*Written request:*
Look through the records below, count the lines with the word "Matlab", and reply with only the number.

** start Data for this task **

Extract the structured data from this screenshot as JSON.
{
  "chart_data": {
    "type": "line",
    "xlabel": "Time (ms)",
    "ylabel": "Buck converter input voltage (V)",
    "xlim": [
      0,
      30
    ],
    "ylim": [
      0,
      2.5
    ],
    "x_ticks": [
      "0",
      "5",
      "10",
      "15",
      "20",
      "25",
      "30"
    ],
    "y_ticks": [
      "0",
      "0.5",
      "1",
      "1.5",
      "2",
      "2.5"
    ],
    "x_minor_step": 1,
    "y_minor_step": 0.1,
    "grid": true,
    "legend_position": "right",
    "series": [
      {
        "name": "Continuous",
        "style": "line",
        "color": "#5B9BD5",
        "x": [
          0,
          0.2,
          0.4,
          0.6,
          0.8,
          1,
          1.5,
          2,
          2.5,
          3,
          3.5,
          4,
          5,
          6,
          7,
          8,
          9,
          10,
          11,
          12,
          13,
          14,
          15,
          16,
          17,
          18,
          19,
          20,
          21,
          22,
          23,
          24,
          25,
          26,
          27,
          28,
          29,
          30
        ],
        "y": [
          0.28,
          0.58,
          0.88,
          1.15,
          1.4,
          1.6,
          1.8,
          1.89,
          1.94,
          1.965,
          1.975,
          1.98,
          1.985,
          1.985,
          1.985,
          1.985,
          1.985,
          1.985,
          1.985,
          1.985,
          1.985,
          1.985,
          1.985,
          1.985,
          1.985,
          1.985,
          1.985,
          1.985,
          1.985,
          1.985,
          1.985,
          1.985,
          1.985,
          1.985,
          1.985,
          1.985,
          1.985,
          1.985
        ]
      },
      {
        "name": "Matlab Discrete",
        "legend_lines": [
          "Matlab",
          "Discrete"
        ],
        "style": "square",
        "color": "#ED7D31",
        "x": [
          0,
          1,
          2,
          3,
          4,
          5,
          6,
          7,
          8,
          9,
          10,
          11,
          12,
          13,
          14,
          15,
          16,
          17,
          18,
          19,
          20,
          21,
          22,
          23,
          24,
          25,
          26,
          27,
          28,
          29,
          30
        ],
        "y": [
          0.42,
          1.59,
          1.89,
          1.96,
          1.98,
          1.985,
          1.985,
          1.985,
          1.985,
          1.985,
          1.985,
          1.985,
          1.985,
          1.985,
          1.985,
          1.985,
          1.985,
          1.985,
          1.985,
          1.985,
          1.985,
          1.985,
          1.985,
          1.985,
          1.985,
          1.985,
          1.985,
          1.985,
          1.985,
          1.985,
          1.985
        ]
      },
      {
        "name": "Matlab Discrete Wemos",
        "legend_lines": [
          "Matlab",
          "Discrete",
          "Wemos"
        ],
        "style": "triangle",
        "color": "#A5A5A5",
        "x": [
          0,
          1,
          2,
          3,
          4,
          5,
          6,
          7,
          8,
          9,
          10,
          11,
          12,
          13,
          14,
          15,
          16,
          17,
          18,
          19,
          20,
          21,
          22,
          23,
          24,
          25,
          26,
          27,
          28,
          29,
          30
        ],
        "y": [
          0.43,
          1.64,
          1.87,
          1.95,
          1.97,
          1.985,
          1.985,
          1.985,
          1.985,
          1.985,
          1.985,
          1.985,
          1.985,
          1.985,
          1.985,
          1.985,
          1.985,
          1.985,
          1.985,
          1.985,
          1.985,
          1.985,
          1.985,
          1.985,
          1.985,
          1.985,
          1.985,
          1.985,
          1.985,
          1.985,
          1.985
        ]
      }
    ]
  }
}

** end Data for this task **

*Complete response:*
4